■ **Instructions to follow**:
Make an exact copy of the entries below with the pictures removed.

:: Provided entries ::

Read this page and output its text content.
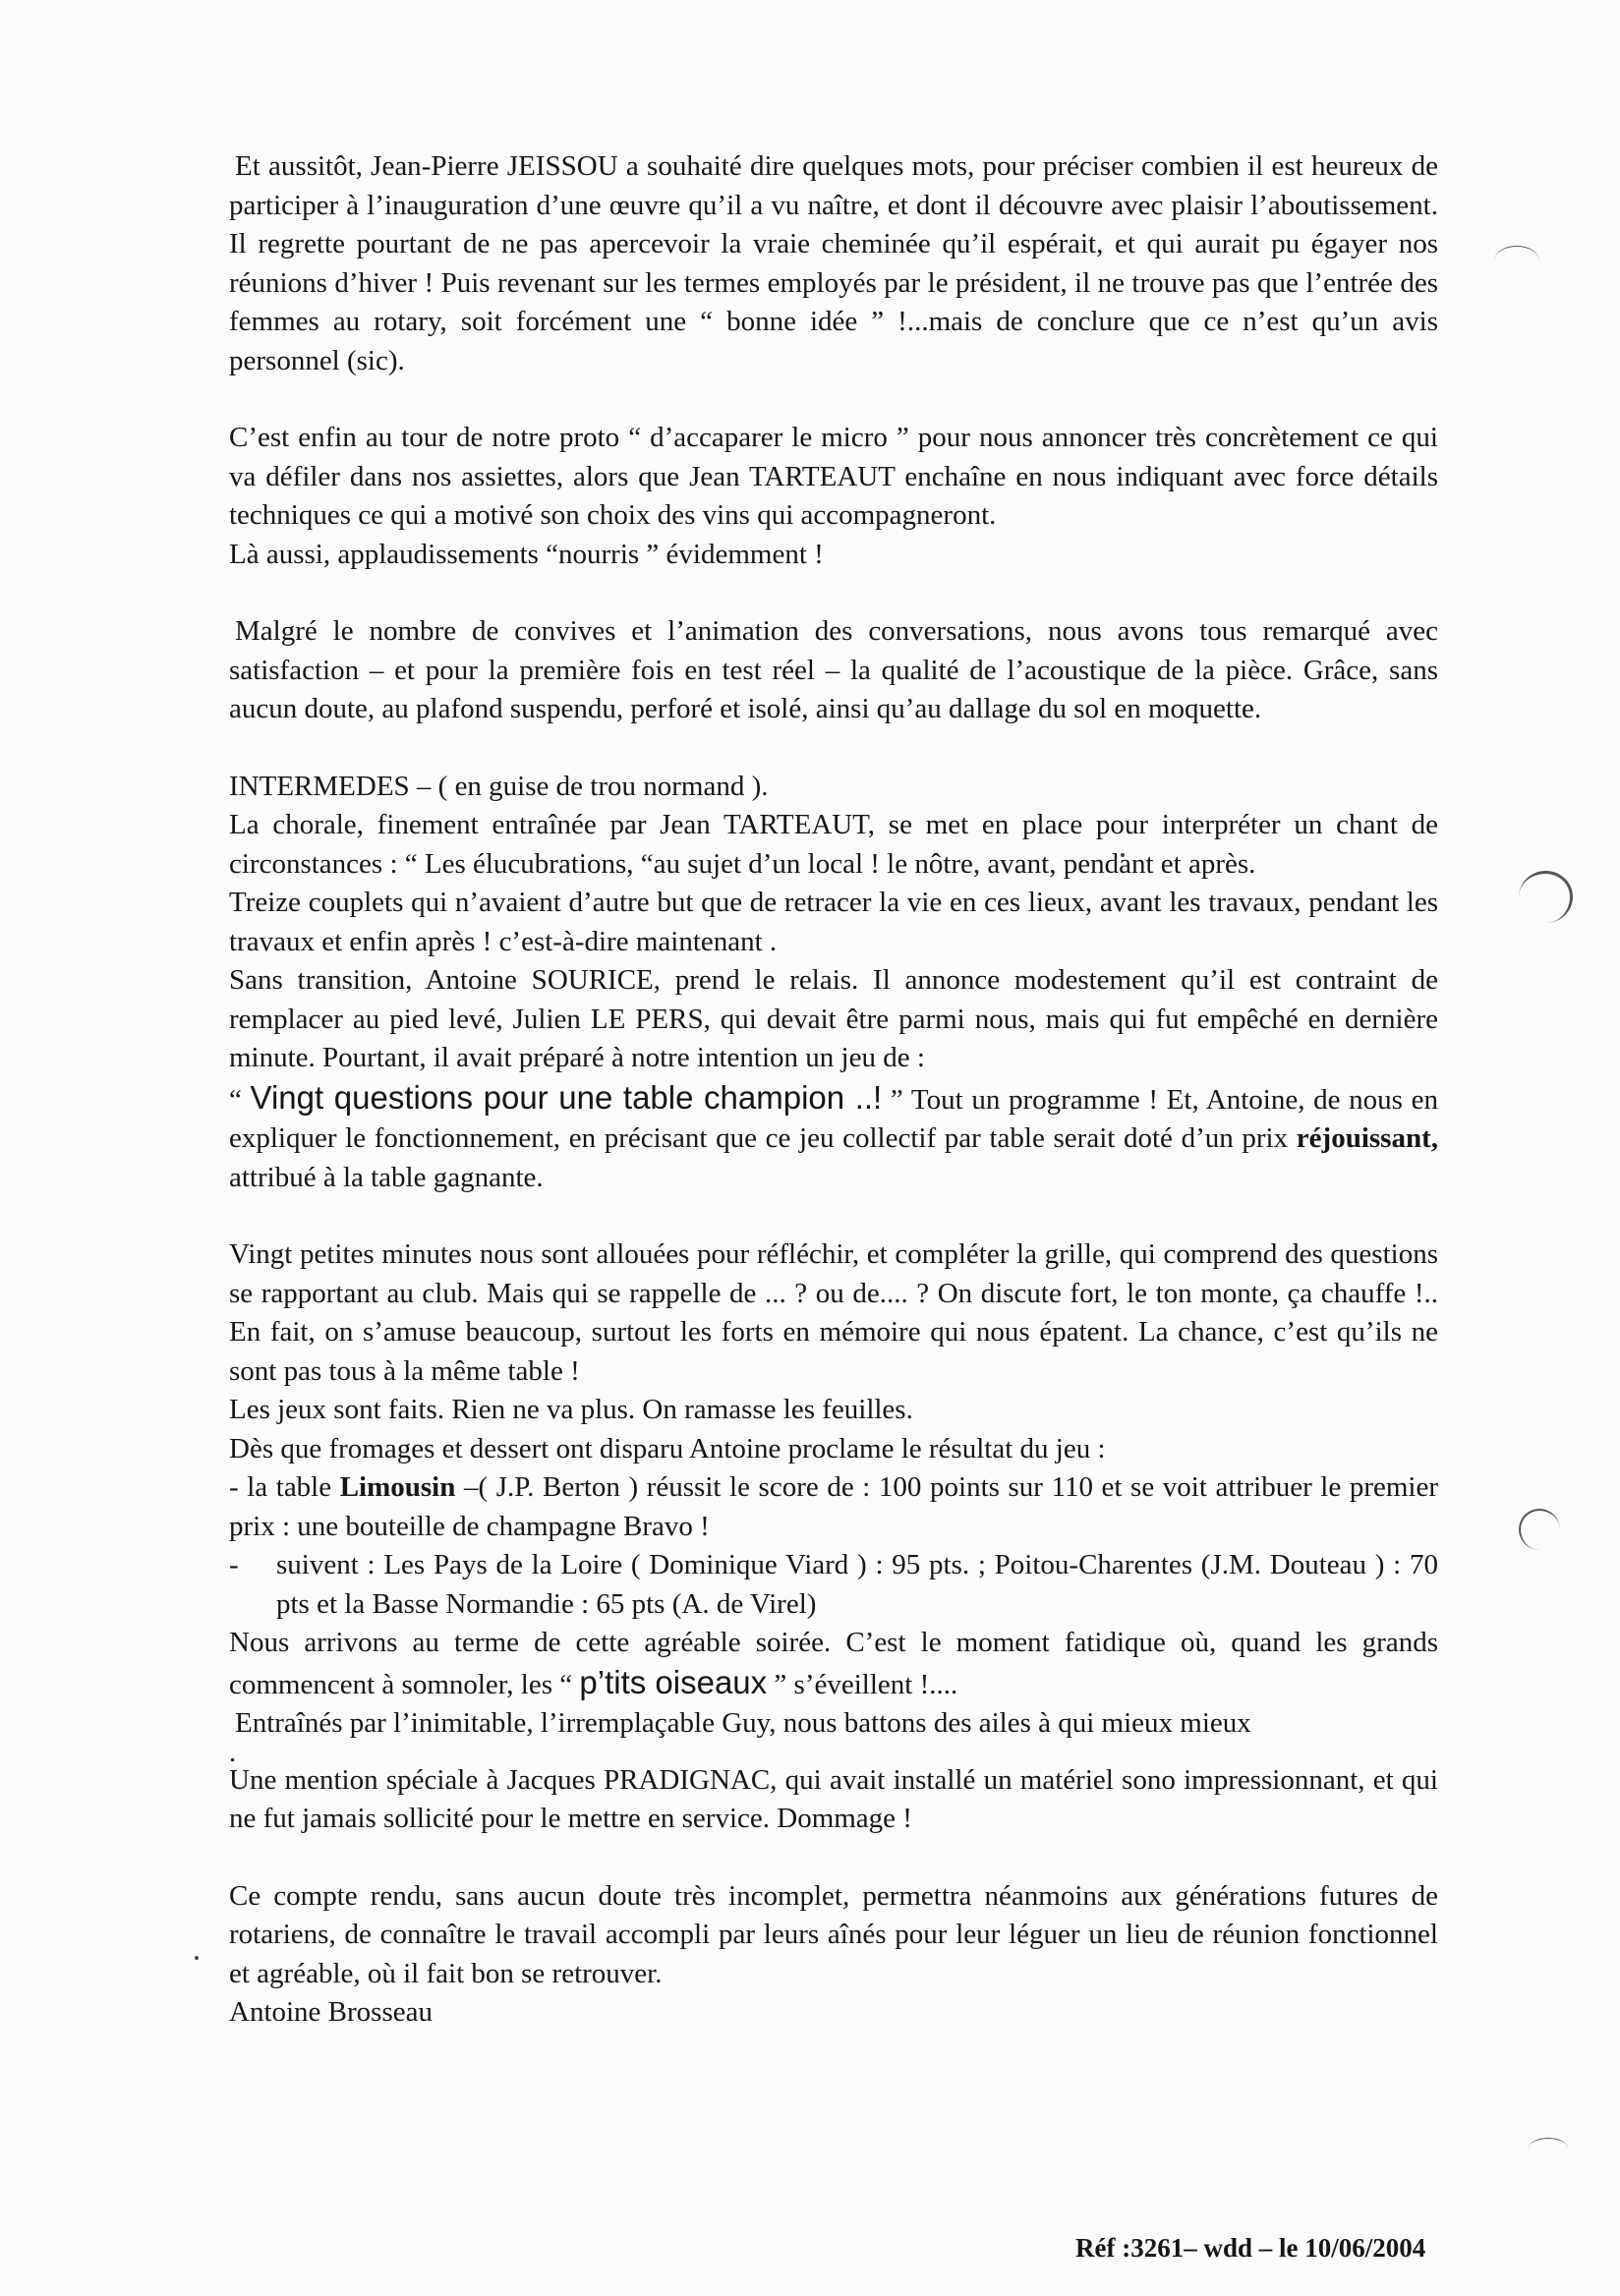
Et aussitôt, Jean-Pierre JEISSOU a souhaité dire quelques mots, pour préciser combien il est heureux de participer à l’inauguration d’une œuvre qu’il a vu naître, et dont il découvre avec plaisir l’aboutissement. Il regrette pourtant de ne pas apercevoir la vraie cheminée qu’il espérait, et qui aurait pu égayer nos réunions d’hiver ! Puis revenant sur les termes employés par le président, il ne trouve pas que l’entrée des femmes au rotary, soit forcément une “ bonne idée ” !...mais de conclure que ce n’est qu’un avis personnel (sic).

C’est enfin au tour de notre proto “ d’accaparer le micro ” pour nous annoncer très concrètement ce qui va défiler dans nos assiettes, alors que Jean TARTEAUT enchaîne en nous indiquant avec force détails techniques ce qui a motivé son choix des vins qui accompagneront.

Là aussi, applaudissements “nourris ” évidemment !

Malgré le nombre de convives et l’animation des conversations, nous avons tous remarqué avec satisfaction – et pour la première fois en test réel – la qualité de l’acoustique de la pièce. Grâce, sans aucun doute, au plafond suspendu, perforé et isolé, ainsi qu’au dallage du sol en moquette.

INTERMEDES – ( en guise de trou normand ).

La chorale, finement entraînée par Jean TARTEAUT, se met en place pour interpréter un chant de circonstances : “ Les élucubrations, “au sujet d’un local ! le nôtre, avant, pendant et après.

Treize couplets qui n’avaient d’autre but que de retracer la vie en ces lieux, avant les travaux, pendant les travaux et enfin après ! c’est-à-dire maintenant .

Sans transition, Antoine SOURICE, prend le relais. Il annonce modestement qu’il est contraint de remplacer au pied levé, Julien LE PERS, qui devait être parmi nous, mais qui fut empêché en dernière minute. Pourtant, il avait préparé à notre intention un jeu de :

“ Vingt questions pour une table champion ..! ” Tout un programme ! Et, Antoine, de nous en expliquer le fonctionnement, en précisant que ce jeu collectif par table serait doté d’un prix réjouissant, attribué à la table gagnante.

Vingt petites minutes nous sont allouées pour réfléchir, et compléter la grille, qui comprend des questions se rapportant au club. Mais qui se rappelle de ... ? ou de.... ? On discute fort, le ton monte, ça chauffe !.. En fait, on s’amuse beaucoup, surtout les forts en mémoire qui nous épatent. La chance, c’est qu’ils ne sont pas tous à la même table !

Les jeux sont faits. Rien ne va plus. On ramasse les feuilles.

Dès que fromages et dessert ont disparu Antoine proclame le résultat du jeu :

- la table Limousin –( J.P. Berton ) réussit le score de : 100 points sur 110 et se voit attribuer le premier prix : une bouteille de champagne Bravo !

-	suivent : Les Pays de la Loire ( Dominique Viard ) : 95 pts. ; Poitou-Charentes (J.M. Douteau ) : 70 pts et la Basse Normandie : 65 pts (A. de Virel)

Nous arrivons au terme de cette agréable soirée. C’est le moment fatidique où, quand les grands commencent à somnoler, les “ p’tits oiseaux ” s’éveillent !....

Entraînés par l’inimitable, l’irremplaçable Guy, nous battons des ailes à qui mieux mieux

.

Une mention spéciale à Jacques PRADIGNAC, qui avait installé un matériel sono impressionnant, et qui ne fut jamais sollicité pour le mettre en service. Dommage !

Ce compte rendu, sans aucun doute très incomplet, permettra néanmoins aux générations futures de rotariens, de connaître le travail accompli par leurs aînés pour leur léguer un lieu de réunion fonctionnel et agréable, où il fait bon se retrouver.

Antoine Brosseau

Réf :3261– wdd – le 10/06/2004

:::

■ **Full output**:
Read this page and output its text content.
Et aussitôt, Jean-Pierre JEISSOU a souhaité dire quelques mots, pour préciser combien il est heureux de participer à l’inauguration d’une œuvre qu’il a vu naître, et dont il découvre avec plaisir l’aboutissement. Il regrette pourtant de ne pas apercevoir la vraie cheminée qu’il espérait, et qui aurait pu égayer nos réunions d’hiver ! Puis revenant sur les termes employés par le président, il ne trouve pas que l’entrée des femmes au rotary, soit forcément une “ bonne idée ” !...mais de conclure que ce n’est qu’un avis personnel (sic).

C’est enfin au tour de notre proto “ d’accaparer le micro ” pour nous annoncer très concrètement ce qui va défiler dans nos assiettes, alors que Jean TARTEAUT enchaîne en nous indiquant avec force détails techniques ce qui a motivé son choix des vins qui accompagneront.

Là aussi, applaudissements “nourris ” évidemment !

Malgré le nombre de convives et l’animation des conversations, nous avons tous remarqué avec satisfaction – et pour la première fois en test réel – la qualité de l’acoustique de la pièce. Grâce, sans aucun doute, au plafond suspendu, perforé et isolé, ainsi qu’au dallage du sol en moquette.

INTERMEDES – ( en guise de trou normand ).

La chorale, finement entraînée par Jean TARTEAUT, se met en place pour interpréter un chant de circonstances : “ Les élucubrations, “au sujet d’un local ! le nôtre, avant, pendant et après.

Treize couplets qui n’avaient d’autre but que de retracer la vie en ces lieux, avant les travaux, pendant les travaux et enfin après ! c’est-à-dire maintenant .

Sans transition, Antoine SOURICE, prend le relais. Il annonce modestement qu’il est contraint de remplacer au pied levé, Julien LE PERS, qui devait être parmi nous, mais qui fut empêché en dernière minute. Pourtant, il avait préparé à notre intention un jeu de :

“ Vingt questions pour une table champion ..! ” Tout un programme ! Et, Antoine, de nous en expliquer le fonctionnement, en précisant que ce jeu collectif par table serait doté d’un prix réjouissant, attribué à la table gagnante.

Vingt petites minutes nous sont allouées pour réfléchir, et compléter la grille, qui comprend des questions se rapportant au club. Mais qui se rappelle de ... ? ou de.... ? On discute fort, le ton monte, ça chauffe !.. En fait, on s’amuse beaucoup, surtout les forts en mémoire qui nous épatent. La chance, c’est qu’ils ne sont pas tous à la même table !

Les jeux sont faits. Rien ne va plus. On ramasse les feuilles.

Dès que fromages et dessert ont disparu Antoine proclame le résultat du jeu :

- la table Limousin –( J.P. Berton ) réussit le score de : 100 points sur 110 et se voit attribuer le premier prix : une bouteille de champagne Bravo !

-	suivent : Les Pays de la Loire ( Dominique Viard ) : 95 pts. ; Poitou-Charentes (J.M. Douteau ) : 70 pts et la Basse Normandie : 65 pts (A. de Virel)

Nous arrivons au terme de cette agréable soirée. C’est le moment fatidique où, quand les grands commencent à somnoler, les “ p’tits oiseaux ” s’éveillent !....

Entraînés par l’inimitable, l’irremplaçable Guy, nous battons des ailes à qui mieux mieux

.

Une mention spéciale à Jacques PRADIGNAC, qui avait installé un matériel sono impressionnant, et qui ne fut jamais sollicité pour le mettre en service. Dommage !

Ce compte rendu, sans aucun doute très incomplet, permettra néanmoins aux générations futures de rotariens, de connaître le travail accompli par leurs aînés pour leur léguer un lieu de réunion fonctionnel et agréable, où il fait bon se retrouver.

Antoine Brosseau

Réf :3261– wdd – le 10/06/2004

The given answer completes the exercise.